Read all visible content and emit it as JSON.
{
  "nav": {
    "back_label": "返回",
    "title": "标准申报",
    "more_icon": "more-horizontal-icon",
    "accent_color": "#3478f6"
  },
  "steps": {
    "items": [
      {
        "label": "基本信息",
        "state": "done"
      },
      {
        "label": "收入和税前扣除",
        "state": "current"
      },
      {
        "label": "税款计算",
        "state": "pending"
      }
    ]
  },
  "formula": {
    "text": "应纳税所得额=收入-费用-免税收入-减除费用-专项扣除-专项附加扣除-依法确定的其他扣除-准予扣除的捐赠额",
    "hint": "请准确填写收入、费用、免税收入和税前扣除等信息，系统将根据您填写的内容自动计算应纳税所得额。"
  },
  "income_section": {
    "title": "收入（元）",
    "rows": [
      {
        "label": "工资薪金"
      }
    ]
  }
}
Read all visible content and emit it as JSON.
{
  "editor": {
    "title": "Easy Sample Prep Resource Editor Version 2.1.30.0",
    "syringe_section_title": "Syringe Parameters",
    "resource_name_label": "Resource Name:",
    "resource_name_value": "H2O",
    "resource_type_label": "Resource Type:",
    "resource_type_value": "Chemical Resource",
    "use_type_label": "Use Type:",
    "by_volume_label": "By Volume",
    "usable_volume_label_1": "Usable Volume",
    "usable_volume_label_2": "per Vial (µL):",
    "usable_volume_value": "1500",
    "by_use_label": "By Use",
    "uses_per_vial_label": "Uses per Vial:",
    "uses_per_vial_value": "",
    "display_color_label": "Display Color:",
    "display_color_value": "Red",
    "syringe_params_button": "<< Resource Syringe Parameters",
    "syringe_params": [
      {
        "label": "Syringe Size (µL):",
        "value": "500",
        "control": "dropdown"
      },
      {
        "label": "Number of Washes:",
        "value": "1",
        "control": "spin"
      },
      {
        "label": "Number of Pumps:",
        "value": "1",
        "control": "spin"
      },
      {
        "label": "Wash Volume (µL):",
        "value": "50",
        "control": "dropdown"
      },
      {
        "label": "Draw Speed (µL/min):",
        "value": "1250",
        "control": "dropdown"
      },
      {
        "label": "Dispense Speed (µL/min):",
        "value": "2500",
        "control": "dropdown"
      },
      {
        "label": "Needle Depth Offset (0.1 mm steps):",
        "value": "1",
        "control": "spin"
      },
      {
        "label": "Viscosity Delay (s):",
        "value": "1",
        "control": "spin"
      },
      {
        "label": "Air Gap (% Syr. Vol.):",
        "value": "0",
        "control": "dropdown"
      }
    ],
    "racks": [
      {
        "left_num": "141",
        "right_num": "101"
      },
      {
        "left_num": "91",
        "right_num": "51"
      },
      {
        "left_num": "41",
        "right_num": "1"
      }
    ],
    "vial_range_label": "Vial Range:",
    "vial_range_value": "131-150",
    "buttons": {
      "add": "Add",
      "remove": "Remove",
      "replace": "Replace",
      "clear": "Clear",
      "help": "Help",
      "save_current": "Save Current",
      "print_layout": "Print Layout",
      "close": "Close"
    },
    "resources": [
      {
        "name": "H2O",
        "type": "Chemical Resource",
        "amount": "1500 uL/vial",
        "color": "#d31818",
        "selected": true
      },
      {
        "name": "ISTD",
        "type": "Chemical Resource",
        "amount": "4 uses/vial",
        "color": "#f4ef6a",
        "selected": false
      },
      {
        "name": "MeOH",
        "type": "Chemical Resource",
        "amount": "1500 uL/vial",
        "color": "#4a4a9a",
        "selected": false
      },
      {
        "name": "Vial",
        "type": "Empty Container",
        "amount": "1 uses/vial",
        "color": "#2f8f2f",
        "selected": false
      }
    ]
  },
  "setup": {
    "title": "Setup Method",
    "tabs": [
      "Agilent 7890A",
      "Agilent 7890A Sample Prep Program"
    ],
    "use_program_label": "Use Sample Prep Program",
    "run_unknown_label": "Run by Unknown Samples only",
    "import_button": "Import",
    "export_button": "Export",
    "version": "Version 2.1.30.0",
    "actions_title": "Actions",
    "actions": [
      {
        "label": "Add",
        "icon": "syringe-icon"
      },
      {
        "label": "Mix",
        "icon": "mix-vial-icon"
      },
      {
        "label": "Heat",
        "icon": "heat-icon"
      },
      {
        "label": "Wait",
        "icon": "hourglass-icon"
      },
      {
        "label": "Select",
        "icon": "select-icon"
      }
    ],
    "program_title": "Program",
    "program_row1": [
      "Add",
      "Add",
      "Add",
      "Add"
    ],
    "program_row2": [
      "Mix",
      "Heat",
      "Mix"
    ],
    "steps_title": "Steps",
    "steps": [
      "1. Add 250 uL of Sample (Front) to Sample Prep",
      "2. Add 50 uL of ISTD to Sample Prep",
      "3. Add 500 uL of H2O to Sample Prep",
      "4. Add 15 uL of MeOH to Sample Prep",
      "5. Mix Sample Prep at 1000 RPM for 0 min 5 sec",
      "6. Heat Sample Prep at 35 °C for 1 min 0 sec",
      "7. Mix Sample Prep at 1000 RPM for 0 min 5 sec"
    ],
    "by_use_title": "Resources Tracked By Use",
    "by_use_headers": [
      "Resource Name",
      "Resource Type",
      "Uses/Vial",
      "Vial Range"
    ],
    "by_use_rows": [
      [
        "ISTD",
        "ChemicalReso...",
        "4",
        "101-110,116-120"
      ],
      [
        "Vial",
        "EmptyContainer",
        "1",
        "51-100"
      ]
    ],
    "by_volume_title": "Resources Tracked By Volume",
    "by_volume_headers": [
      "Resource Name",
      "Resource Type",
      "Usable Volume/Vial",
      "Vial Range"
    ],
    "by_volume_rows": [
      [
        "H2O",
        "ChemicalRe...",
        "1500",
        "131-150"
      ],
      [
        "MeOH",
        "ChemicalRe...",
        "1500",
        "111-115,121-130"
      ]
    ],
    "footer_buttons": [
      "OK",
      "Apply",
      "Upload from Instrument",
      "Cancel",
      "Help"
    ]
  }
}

What the task requires: Repeat the data in its entirety, character for character.

Solution:
Read all visible content and emit it as JSON.
{
  "nav": {
    "back_label": "返回",
    "title": "标准申报",
    "more_icon": "more-horizontal-icon",
    "accent_color": "#3478f6"
  },
  "steps": {
    "items": [
      {
        "label": "基本信息",
        "state": "done"
      },
      {
        "label": "收入和税前扣除",
        "state": "current"
      },
      {
        "label": "税款计算",
        "state": "pending"
      }
    ]
  },
  "formula": {
    "text": "应纳税所得额=收入-费用-免税收入-减除费用-专项扣除-专项附加扣除-依法确定的其他扣除-准予扣除的捐赠额",
    "hint": "请准确填写收入、费用、免税收入和税前扣除等信息，系统将根据您填写的内容自动计算应纳税所得额。"
  },
  "income_section": {
    "title": "收入（元）",
    "rows": [
      {
        "label": "工资薪金"
      }
    ]
  }
}
Read all visible content and emit it as JSON.
{
  "editor": {
    "title": "Easy Sample Prep Resource Editor Version 2.1.30.0",
    "syringe_section_title": "Syringe Parameters",
    "resource_name_label": "Resource Name:",
    "resource_name_value": "H2O",
    "resource_type_label": "Resource Type:",
    "resource_type_value": "Chemical Resource",
    "use_type_label": "Use Type:",
    "by_volume_label": "By Volume",
    "usable_volume_label_1": "Usable Volume",
    "usable_volume_label_2": "per Vial (µL):",
    "usable_volume_value": "1500",
    "by_use_label": "By Use",
    "uses_per_vial_label": "Uses per Vial:",
    "uses_per_vial_value": "",
    "display_color_label": "Display Color:",
    "display_color_value": "Red",
    "syringe_params_button": "<< Resource Syringe Parameters",
    "syringe_params": [
      {
        "label": "Syringe Size (µL):",
        "value": "500",
        "control": "dropdown"
      },
      {
        "label": "Number of Washes:",
        "value": "1",
        "control": "spin"
      },
      {
        "label": "Number of Pumps:",
        "value": "1",
        "control": "spin"
      },
      {
        "label": "Wash Volume (µL):",
        "value": "50",
        "control": "dropdown"
      },
      {
        "label": "Draw Speed (µL/min):",
        "value": "1250",
        "control": "dropdown"
      },
      {
        "label": "Dispense Speed (µL/min):",
        "value": "2500",
        "control": "dropdown"
      },
      {
        "label": "Needle Depth Offset (0.1 mm steps):",
        "value": "1",
        "control": "spin"
      },
      {
        "label": "Viscosity Delay (s):",
        "value": "1",
        "control": "spin"
      },
      {
        "label": "Air Gap (% Syr. Vol.):",
        "value": "0",
        "control": "dropdown"
      }
    ],
    "racks": [
      {
        "left_num": "141",
        "right_num": "101"
      },
      {
        "left_num": "91",
        "right_num": "51"
      },
      {
        "left_num": "41",
        "right_num": "1"
      }
    ],
    "vial_range_label": "Vial Range:",
    "vial_range_value": "131-150",
    "buttons": {
      "add": "Add",
      "remove": "Remove",
      "replace": "Replace",
      "clear": "Clear",
      "help": "Help",
      "save_current": "Save Current",
      "print_layout": "Print Layout",
      "close": "Close"
    },
    "resources": [
      {
        "name": "H2O",
        "type": "Chemical Resource",
        "amount": "1500 uL/vial",
        "color": "#d31818",
        "selected": true
      },
      {
        "name": "ISTD",
        "type": "Chemical Resource",
        "amount": "4 uses/vial",
        "color": "#f4ef6a",
        "selected": false
      },
      {
        "name": "MeOH",
        "type": "Chemical Resource",
        "amount": "1500 uL/vial",
        "color": "#4a4a9a",
        "selected": false
      },
      {
        "name": "Vial",
        "type": "Empty Container",
        "amount": "1 uses/vial",
        "color": "#2f8f2f",
        "selected": false
      }
    ]
  },
  "setup": {
    "title": "Setup Method",
    "tabs": [
      "Agilent 7890A",
      "Agilent 7890A Sample Prep Program"
    ],
    "use_program_label": "Use Sample Prep Program",
    "run_unknown_label": "Run by Unknown Samples only",
    "import_button": "Import",
    "export_button": "Export",
    "version": "Version 2.1.30.0",
    "actions_title": "Actions",
    "actions": [
      {
        "label": "Add",
        "icon": "syringe-icon"
      },
      {
        "label": "Mix",
        "icon": "mix-vial-icon"
      },
      {
        "label": "Heat",
        "icon": "heat-icon"
      },
      {
        "label": "Wait",
        "icon": "hourglass-icon"
      },
      {
        "label": "Select",
        "icon": "select-icon"
      }
    ],
    "program_title": "Program",
    "program_row1": [
      "Add",
      "Add",
      "Add",
      "Add"
    ],
    "program_row2": [
      "Mix",
      "Heat",
      "Mix"
    ],
    "steps_title": "Steps",
    "steps": [
      "1. Add 250 uL of Sample (Front) to Sample Prep",
      "2. Add 50 uL of ISTD to Sample Prep",
      "3. Add 500 uL of H2O to Sample Prep",
      "4. Add 15 uL of MeOH to Sample Prep",
      "5. Mix Sample Prep at 1000 RPM for 0 min 5 sec",
      "6. Heat Sample Prep at 35 °C for 1 min 0 sec",
      "7. Mix Sample Prep at 1000 RPM for 0 min 5 sec"
    ],
    "by_use_title": "Resources Tracked By Use",
    "by_use_headers": [
      "Resource Name",
      "Resource Type",
      "Uses/Vial",
      "Vial Range"
    ],
    "by_use_rows": [
      [
        "ISTD",
        "ChemicalReso...",
        "4",
        "101-110,116-120"
      ],
      [
        "Vial",
        "EmptyContainer",
        "1",
        "51-100"
      ]
    ],
    "by_volume_title": "Resources Tracked By Volume",
    "by_volume_headers": [
      "Resource Name",
      "Resource Type",
      "Usable Volume/Vial",
      "Vial Range"
    ],
    "by_volume_rows": [
      [
        "H2O",
        "ChemicalRe...",
        "1500",
        "131-150"
      ],
      [
        "MeOH",
        "ChemicalRe...",
        "1500",
        "111-115,121-130"
      ]
    ],
    "footer_buttons": [
      "OK",
      "Apply",
      "Upload from Instrument",
      "Cancel",
      "Help"
    ]
  }
}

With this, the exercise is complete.